* EXERCISE REQUIREMENTS: Determine how many lines contain the string "could" and reply with that number alone.

* DATA FOR THE TASK:
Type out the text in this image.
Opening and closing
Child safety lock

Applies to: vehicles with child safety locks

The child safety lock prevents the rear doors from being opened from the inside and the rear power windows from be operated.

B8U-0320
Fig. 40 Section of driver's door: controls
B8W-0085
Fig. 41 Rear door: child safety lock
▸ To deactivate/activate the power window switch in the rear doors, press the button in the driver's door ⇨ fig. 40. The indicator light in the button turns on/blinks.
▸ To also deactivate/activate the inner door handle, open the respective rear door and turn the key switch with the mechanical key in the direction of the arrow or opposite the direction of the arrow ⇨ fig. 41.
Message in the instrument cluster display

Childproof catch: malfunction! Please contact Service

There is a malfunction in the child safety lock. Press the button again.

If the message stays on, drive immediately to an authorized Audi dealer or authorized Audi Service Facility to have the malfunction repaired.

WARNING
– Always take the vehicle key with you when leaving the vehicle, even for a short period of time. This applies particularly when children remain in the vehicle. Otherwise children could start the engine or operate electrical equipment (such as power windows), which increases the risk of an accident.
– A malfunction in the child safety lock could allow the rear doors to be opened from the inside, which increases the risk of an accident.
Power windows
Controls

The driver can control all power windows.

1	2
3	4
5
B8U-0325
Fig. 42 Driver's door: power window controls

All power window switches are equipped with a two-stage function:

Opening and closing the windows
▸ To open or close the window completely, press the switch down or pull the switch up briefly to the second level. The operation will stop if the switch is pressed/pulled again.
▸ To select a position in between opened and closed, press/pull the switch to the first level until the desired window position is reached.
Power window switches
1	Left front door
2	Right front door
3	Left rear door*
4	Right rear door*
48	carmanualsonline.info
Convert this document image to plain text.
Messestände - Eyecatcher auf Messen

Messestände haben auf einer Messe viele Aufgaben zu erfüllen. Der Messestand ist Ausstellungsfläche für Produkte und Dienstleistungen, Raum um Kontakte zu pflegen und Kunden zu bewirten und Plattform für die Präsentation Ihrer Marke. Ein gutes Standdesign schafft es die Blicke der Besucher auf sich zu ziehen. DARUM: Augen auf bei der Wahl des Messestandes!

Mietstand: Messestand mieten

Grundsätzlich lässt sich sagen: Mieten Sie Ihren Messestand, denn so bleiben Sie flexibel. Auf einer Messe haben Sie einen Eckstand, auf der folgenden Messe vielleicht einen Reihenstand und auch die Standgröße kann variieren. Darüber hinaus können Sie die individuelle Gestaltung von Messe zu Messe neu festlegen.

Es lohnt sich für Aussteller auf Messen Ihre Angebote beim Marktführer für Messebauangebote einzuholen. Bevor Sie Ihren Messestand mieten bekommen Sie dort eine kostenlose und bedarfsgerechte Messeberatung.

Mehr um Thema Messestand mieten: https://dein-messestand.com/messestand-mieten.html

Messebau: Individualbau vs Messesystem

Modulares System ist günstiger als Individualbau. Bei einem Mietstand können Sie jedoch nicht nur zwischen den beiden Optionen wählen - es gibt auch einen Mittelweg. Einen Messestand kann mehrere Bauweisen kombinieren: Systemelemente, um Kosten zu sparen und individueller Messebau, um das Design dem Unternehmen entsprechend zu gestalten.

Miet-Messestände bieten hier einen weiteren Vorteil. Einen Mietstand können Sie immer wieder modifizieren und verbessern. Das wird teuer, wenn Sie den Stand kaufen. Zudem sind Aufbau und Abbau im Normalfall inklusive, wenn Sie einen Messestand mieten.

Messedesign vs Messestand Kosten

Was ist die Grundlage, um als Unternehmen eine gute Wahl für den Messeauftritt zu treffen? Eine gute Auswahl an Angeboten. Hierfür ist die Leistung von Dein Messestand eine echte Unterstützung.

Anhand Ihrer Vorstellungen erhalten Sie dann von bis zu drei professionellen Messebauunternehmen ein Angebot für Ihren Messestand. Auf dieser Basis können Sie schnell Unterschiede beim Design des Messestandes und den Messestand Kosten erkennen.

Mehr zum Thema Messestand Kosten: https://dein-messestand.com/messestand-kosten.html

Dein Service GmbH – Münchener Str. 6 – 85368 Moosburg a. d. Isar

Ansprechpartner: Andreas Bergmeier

* TASK RESPONSE: 2